WORK INSTRUCTIONS
Leave out any picture and return the remaining listing below exactly as given.

GIVEN ENTRIES
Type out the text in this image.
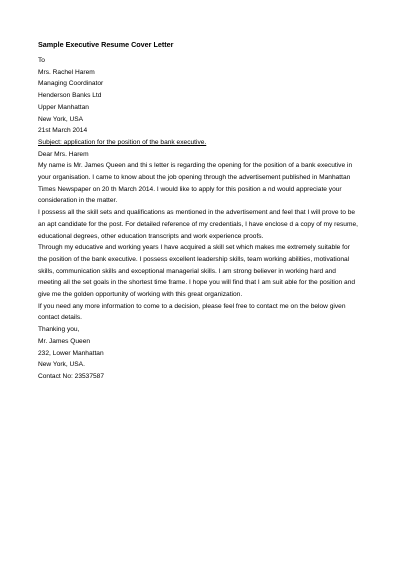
Sample Executive Resume Cover Letter
To
Mrs. Rachel Harem
Managing Coordinator
Henderson Banks Ltd
Upper Manhattan
New York, USA
21st March 2014
Subject: application for the position of the bank executive.
Dear Mrs. Harem
My name is Mr. James Queen and thi s letter is regarding the opening for the position of a bank executive in
your organisation. I came to know about the job opening through the advertisement published in Manhattan
Times Newspaper on 20 th March 2014. I would like to apply for this position a nd would appreciate your
consideration in the matter.
I possess all the skill sets and qualifications as mentioned in the advertisement and feel that I will prove to be
an apt candidate for the post. For detailed reference of my credentials, I have enclose d a copy of my resume,
educational degrees, other education transcripts and work experience proofs.
Through my educative and working years I have acquired a skill set which makes me extremely suitable for
the position of the bank executive. I possess excellent leadership skills, team working abilities, motivational
skills, communication skills and exceptional managerial skills. I am strong believer in working hard and
meeting all the set goals in the shortest time frame. I hope you will find that I am suit able for the position and
give me the golden opportunity of working with this great organization.
If you need any more information to come to a decision, please feel free to contact me on the below given
contact details.
Thanking you,
Mr. James Queen
232, Lower Manhattan
New York, USA.
Contact No: 23537587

ANSWER TO THE EXERCISE
Type out the text in this image.
Sample Executive Resume Cover Letter
To
Mrs. Rachel Harem
Managing Coordinator
Henderson Banks Ltd
Upper Manhattan
New York, USA
21st March 2014
Subject: application for the position of the bank executive.
Dear Mrs. Harem
My name is Mr. James Queen and thi s letter is regarding the opening for the position of a bank executive in
your organisation. I came to know about the job opening through the advertisement published in Manhattan
Times Newspaper on 20 th March 2014. I would like to apply for this position a nd would appreciate your
consideration in the matter.
I possess all the skill sets and qualifications as mentioned in the advertisement and feel that I will prove to be
an apt candidate for the post. For detailed reference of my credentials, I have enclose d a copy of my resume,
educational degrees, other education transcripts and work experience proofs.
Through my educative and working years I have acquired a skill set which makes me extremely suitable for
the position of the bank executive. I possess excellent leadership skills, team working abilities, motivational
skills, communication skills and exceptional managerial skills. I am strong believer in working hard and
meeting all the set goals in the shortest time frame. I hope you will find that I am suit able for the position and
give me the golden opportunity of working with this great organization.
If you need any more information to come to a decision, please feel free to contact me on the below given
contact details.
Thanking you,
Mr. James Queen
232, Lower Manhattan
New York, USA.
Contact No: 23537587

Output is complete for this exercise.